_LISTED RECORDS_
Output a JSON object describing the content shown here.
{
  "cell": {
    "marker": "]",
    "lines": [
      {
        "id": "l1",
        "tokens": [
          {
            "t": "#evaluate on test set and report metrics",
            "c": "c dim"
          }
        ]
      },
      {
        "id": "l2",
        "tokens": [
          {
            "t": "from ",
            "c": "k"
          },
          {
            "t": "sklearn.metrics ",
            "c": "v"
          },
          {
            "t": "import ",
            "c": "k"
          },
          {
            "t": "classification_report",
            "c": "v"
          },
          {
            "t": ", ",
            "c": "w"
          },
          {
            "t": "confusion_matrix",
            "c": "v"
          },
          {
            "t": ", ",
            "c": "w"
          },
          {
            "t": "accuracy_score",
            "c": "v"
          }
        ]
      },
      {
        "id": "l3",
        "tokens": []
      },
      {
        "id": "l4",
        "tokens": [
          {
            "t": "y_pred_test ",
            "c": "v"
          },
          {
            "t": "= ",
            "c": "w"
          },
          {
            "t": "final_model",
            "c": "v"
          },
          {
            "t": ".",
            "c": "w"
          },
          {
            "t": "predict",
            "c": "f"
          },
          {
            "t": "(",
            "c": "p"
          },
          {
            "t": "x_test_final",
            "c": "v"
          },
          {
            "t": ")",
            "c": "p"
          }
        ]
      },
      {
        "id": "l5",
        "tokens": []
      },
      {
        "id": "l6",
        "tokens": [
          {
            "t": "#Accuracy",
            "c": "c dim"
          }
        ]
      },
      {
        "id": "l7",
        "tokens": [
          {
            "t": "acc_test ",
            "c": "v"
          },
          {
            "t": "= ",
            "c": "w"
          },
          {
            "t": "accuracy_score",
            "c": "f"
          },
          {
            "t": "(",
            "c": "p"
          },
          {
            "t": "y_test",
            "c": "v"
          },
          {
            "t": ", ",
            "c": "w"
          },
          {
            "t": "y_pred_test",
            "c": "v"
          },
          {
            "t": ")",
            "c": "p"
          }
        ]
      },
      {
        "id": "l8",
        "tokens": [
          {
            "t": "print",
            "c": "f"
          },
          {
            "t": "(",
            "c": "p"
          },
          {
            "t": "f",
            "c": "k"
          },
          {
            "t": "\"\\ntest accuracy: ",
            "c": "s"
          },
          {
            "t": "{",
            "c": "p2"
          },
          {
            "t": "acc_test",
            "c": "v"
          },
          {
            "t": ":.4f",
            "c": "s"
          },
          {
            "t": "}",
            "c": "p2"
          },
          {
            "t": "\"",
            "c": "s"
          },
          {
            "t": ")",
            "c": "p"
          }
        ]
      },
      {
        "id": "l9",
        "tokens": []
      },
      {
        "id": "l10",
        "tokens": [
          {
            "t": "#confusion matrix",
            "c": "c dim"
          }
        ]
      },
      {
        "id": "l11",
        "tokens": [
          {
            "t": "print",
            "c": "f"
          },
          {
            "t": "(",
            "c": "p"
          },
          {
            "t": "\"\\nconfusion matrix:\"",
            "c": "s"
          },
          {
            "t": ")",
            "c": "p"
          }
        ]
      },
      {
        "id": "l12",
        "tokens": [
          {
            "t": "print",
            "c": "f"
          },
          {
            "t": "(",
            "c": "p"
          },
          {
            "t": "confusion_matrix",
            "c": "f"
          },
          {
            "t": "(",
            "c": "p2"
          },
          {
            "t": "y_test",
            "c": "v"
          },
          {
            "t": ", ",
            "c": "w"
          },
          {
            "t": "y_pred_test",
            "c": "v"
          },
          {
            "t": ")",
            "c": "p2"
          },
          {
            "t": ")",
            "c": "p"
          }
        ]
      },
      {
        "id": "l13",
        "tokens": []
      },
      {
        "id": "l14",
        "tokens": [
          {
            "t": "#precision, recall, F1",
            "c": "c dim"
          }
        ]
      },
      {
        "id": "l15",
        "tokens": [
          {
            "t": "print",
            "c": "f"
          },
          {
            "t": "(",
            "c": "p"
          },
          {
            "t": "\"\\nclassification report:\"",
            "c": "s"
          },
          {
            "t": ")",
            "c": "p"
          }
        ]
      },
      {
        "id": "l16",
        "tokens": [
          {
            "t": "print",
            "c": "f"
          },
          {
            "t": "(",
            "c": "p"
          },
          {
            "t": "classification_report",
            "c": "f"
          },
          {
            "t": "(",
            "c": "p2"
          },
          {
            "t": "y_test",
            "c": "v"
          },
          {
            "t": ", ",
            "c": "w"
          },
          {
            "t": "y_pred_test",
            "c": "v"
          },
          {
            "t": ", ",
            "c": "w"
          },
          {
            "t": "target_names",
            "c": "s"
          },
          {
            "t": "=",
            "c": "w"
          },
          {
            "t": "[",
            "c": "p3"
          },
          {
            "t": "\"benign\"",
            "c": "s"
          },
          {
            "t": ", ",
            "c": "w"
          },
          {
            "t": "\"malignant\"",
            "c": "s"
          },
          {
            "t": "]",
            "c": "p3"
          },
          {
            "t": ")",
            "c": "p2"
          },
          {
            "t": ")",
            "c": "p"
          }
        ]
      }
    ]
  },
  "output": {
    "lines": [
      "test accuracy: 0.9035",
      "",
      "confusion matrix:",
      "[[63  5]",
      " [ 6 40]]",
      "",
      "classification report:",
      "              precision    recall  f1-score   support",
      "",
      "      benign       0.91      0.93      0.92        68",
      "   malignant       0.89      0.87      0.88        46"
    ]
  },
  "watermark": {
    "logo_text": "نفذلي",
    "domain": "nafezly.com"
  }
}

_PROBLEM DESCRIPTION_
Extract all of the data shown above and repeat it verbatim.

_CORRECT OUTPUT_
Output a JSON object describing the content shown here.
{
  "cell": {
    "marker": "]",
    "lines": [
      {
        "id": "l1",
        "tokens": [
          {
            "t": "#evaluate on test set and report metrics",
            "c": "c dim"
          }
        ]
      },
      {
        "id": "l2",
        "tokens": [
          {
            "t": "from ",
            "c": "k"
          },
          {
            "t": "sklearn.metrics ",
            "c": "v"
          },
          {
            "t": "import ",
            "c": "k"
          },
          {
            "t": "classification_report",
            "c": "v"
          },
          {
            "t": ", ",
            "c": "w"
          },
          {
            "t": "confusion_matrix",
            "c": "v"
          },
          {
            "t": ", ",
            "c": "w"
          },
          {
            "t": "accuracy_score",
            "c": "v"
          }
        ]
      },
      {
        "id": "l3",
        "tokens": []
      },
      {
        "id": "l4",
        "tokens": [
          {
            "t": "y_pred_test ",
            "c": "v"
          },
          {
            "t": "= ",
            "c": "w"
          },
          {
            "t": "final_model",
            "c": "v"
          },
          {
            "t": ".",
            "c": "w"
          },
          {
            "t": "predict",
            "c": "f"
          },
          {
            "t": "(",
            "c": "p"
          },
          {
            "t": "x_test_final",
            "c": "v"
          },
          {
            "t": ")",
            "c": "p"
          }
        ]
      },
      {
        "id": "l5",
        "tokens": []
      },
      {
        "id": "l6",
        "tokens": [
          {
            "t": "#Accuracy",
            "c": "c dim"
          }
        ]
      },
      {
        "id": "l7",
        "tokens": [
          {
            "t": "acc_test ",
            "c": "v"
          },
          {
            "t": "= ",
            "c": "w"
          },
          {
            "t": "accuracy_score",
            "c": "f"
          },
          {
            "t": "(",
            "c": "p"
          },
          {
            "t": "y_test",
            "c": "v"
          },
          {
            "t": ", ",
            "c": "w"
          },
          {
            "t": "y_pred_test",
            "c": "v"
          },
          {
            "t": ")",
            "c": "p"
          }
        ]
      },
      {
        "id": "l8",
        "tokens": [
          {
            "t": "print",
            "c": "f"
          },
          {
            "t": "(",
            "c": "p"
          },
          {
            "t": "f",
            "c": "k"
          },
          {
            "t": "\"\\ntest accuracy: ",
            "c": "s"
          },
          {
            "t": "{",
            "c": "p2"
          },
          {
            "t": "acc_test",
            "c": "v"
          },
          {
            "t": ":.4f",
            "c": "s"
          },
          {
            "t": "}",
            "c": "p2"
          },
          {
            "t": "\"",
            "c": "s"
          },
          {
            "t": ")",
            "c": "p"
          }
        ]
      },
      {
        "id": "l9",
        "tokens": []
      },
      {
        "id": "l10",
        "tokens": [
          {
            "t": "#confusion matrix",
            "c": "c dim"
          }
        ]
      },
      {
        "id": "l11",
        "tokens": [
          {
            "t": "print",
            "c": "f"
          },
          {
            "t": "(",
            "c": "p"
          },
          {
            "t": "\"\\nconfusion matrix:\"",
            "c": "s"
          },
          {
            "t": ")",
            "c": "p"
          }
        ]
      },
      {
        "id": "l12",
        "tokens": [
          {
            "t": "print",
            "c": "f"
          },
          {
            "t": "(",
            "c": "p"
          },
          {
            "t": "confusion_matrix",
            "c": "f"
          },
          {
            "t": "(",
            "c": "p2"
          },
          {
            "t": "y_test",
            "c": "v"
          },
          {
            "t": ", ",
            "c": "w"
          },
          {
            "t": "y_pred_test",
            "c": "v"
          },
          {
            "t": ")",
            "c": "p2"
          },
          {
            "t": ")",
            "c": "p"
          }
        ]
      },
      {
        "id": "l13",
        "tokens": []
      },
      {
        "id": "l14",
        "tokens": [
          {
            "t": "#precision, recall, F1",
            "c": "c dim"
          }
        ]
      },
      {
        "id": "l15",
        "tokens": [
          {
            "t": "print",
            "c": "f"
          },
          {
            "t": "(",
            "c": "p"
          },
          {
            "t": "\"\\nclassification report:\"",
            "c": "s"
          },
          {
            "t": ")",
            "c": "p"
          }
        ]
      },
      {
        "id": "l16",
        "tokens": [
          {
            "t": "print",
            "c": "f"
          },
          {
            "t": "(",
            "c": "p"
          },
          {
            "t": "classification_report",
            "c": "f"
          },
          {
            "t": "(",
            "c": "p2"
          },
          {
            "t": "y_test",
            "c": "v"
          },
          {
            "t": ", ",
            "c": "w"
          },
          {
            "t": "y_pred_test",
            "c": "v"
          },
          {
            "t": ", ",
            "c": "w"
          },
          {
            "t": "target_names",
            "c": "s"
          },
          {
            "t": "=",
            "c": "w"
          },
          {
            "t": "[",
            "c": "p3"
          },
          {
            "t": "\"benign\"",
            "c": "s"
          },
          {
            "t": ", ",
            "c": "w"
          },
          {
            "t": "\"malignant\"",
            "c": "s"
          },
          {
            "t": "]",
            "c": "p3"
          },
          {
            "t": ")",
            "c": "p2"
          },
          {
            "t": ")",
            "c": "p"
          }
        ]
      }
    ]
  },
  "output": {
    "lines": [
      "test accuracy: 0.9035",
      "",
      "confusion matrix:",
      "[[63  5]",
      " [ 6 40]]",
      "",
      "classification report:",
      "              precision    recall  f1-score   support",
      "",
      "      benign       0.91      0.93      0.92        68",
      "   malignant       0.89      0.87      0.88        46"
    ]
  },
  "watermark": {
    "logo_text": "نفذلي",
    "domain": "nafezly.com"
  }
}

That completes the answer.